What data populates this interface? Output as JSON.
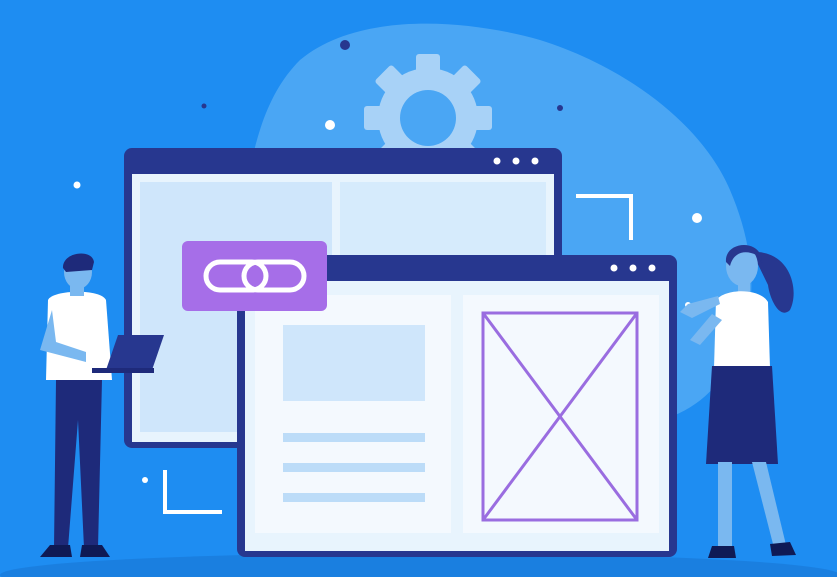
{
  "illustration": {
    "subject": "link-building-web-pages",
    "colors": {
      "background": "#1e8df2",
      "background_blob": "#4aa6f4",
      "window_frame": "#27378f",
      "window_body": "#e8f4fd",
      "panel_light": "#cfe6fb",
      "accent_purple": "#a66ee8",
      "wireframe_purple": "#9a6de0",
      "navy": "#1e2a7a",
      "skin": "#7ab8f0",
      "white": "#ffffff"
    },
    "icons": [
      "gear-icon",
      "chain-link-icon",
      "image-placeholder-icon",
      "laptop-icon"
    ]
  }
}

........

§ Goal:
What is needed is an exact reproduction of the data, pictures excluded.

§ Worked solution:
What data populates this interface? Output as JSON.
{
  "illustration": {
    "subject": "link-building-web-pages",
    "colors": {
      "background": "#1e8df2",
      "background_blob": "#4aa6f4",
      "window_frame": "#27378f",
      "window_body": "#e8f4fd",
      "panel_light": "#cfe6fb",
      "accent_purple": "#a66ee8",
      "wireframe_purple": "#9a6de0",
      "navy": "#1e2a7a",
      "skin": "#7ab8f0",
      "white": "#ffffff"
    },
    "icons": [
      "gear-icon",
      "chain-link-icon",
      "image-placeholder-icon",
      "laptop-icon"
    ]
  }
}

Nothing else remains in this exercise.